■ Written instruction
Copy out all of the data exactly as it appears.

■ Excerpted data
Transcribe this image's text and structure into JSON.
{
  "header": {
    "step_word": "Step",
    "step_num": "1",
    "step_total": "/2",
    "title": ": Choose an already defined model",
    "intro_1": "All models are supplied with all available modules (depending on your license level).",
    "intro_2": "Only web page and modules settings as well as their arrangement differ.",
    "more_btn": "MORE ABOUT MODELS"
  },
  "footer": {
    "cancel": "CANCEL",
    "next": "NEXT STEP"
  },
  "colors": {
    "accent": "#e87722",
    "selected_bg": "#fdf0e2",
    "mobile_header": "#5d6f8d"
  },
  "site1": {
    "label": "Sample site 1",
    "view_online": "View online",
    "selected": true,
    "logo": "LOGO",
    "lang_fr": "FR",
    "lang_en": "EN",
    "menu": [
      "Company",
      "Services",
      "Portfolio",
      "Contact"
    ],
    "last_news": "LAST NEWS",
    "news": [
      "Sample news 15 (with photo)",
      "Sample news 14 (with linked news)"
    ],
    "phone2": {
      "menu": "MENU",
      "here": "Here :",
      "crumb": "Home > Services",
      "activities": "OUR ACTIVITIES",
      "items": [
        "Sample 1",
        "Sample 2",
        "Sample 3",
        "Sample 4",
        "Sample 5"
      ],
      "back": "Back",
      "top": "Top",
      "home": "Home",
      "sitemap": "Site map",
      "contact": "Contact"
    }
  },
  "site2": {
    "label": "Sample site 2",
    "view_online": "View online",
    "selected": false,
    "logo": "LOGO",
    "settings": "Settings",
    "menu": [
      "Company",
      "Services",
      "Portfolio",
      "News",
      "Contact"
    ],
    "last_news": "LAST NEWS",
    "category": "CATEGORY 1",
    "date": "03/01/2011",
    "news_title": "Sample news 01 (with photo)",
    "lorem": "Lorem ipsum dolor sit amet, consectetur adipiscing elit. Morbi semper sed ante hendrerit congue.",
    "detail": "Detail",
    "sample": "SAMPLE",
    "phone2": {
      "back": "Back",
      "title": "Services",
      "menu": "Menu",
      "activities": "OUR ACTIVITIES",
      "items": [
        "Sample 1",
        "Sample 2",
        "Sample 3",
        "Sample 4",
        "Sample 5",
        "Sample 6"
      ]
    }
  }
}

■ The completed task
Transcribe this image's text and structure into JSON.
{
  "header": {
    "step_word": "Step",
    "step_num": "1",
    "step_total": "/2",
    "title": ": Choose an already defined model",
    "intro_1": "All models are supplied with all available modules (depending on your license level).",
    "intro_2": "Only web page and modules settings as well as their arrangement differ.",
    "more_btn": "MORE ABOUT MODELS"
  },
  "footer": {
    "cancel": "CANCEL",
    "next": "NEXT STEP"
  },
  "colors": {
    "accent": "#e87722",
    "selected_bg": "#fdf0e2",
    "mobile_header": "#5d6f8d"
  },
  "site1": {
    "label": "Sample site 1",
    "view_online": "View online",
    "selected": true,
    "logo": "LOGO",
    "lang_fr": "FR",
    "lang_en": "EN",
    "menu": [
      "Company",
      "Services",
      "Portfolio",
      "Contact"
    ],
    "last_news": "LAST NEWS",
    "news": [
      "Sample news 15 (with photo)",
      "Sample news 14 (with linked news)"
    ],
    "phone2": {
      "menu": "MENU",
      "here": "Here :",
      "crumb": "Home > Services",
      "activities": "OUR ACTIVITIES",
      "items": [
        "Sample 1",
        "Sample 2",
        "Sample 3",
        "Sample 4",
        "Sample 5"
      ],
      "back": "Back",
      "top": "Top",
      "home": "Home",
      "sitemap": "Site map",
      "contact": "Contact"
    }
  },
  "site2": {
    "label": "Sample site 2",
    "view_online": "View online",
    "selected": false,
    "logo": "LOGO",
    "settings": "Settings",
    "menu": [
      "Company",
      "Services",
      "Portfolio",
      "News",
      "Contact"
    ],
    "last_news": "LAST NEWS",
    "category": "CATEGORY 1",
    "date": "03/01/2011",
    "news_title": "Sample news 01 (with photo)",
    "lorem": "Lorem ipsum dolor sit amet, consectetur adipiscing elit. Morbi semper sed ante hendrerit congue.",
    "detail": "Detail",
    "sample": "SAMPLE",
    "phone2": {
      "back": "Back",
      "title": "Services",
      "menu": "Menu",
      "activities": "OUR ACTIVITIES",
      "items": [
        "Sample 1",
        "Sample 2",
        "Sample 3",
        "Sample 4",
        "Sample 5",
        "Sample 6"
      ]
    }
  }
}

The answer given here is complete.